**What to do:**
Every line with the word "inginkan" in it should be extracted from the data that follows.

***

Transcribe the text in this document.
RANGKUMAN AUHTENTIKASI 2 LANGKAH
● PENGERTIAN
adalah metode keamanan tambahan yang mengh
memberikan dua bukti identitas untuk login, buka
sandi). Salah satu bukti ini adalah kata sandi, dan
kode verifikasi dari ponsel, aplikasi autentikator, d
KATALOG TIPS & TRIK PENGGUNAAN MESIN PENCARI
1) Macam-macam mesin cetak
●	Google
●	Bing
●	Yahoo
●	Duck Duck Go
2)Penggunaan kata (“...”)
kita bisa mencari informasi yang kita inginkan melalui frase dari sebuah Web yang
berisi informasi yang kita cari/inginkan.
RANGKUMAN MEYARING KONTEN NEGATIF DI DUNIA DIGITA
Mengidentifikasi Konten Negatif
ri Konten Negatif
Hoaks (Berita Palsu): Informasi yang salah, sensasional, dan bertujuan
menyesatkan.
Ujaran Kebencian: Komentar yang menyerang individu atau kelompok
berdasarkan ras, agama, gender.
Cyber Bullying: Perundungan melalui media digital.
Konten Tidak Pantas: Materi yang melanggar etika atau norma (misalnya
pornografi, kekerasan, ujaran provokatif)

***

**Answer to the exercise:**
kita bisa mencari informasi yang kita inginkan melalui frase dari sebuah Web yang
berisi informasi yang kita cari/inginkan.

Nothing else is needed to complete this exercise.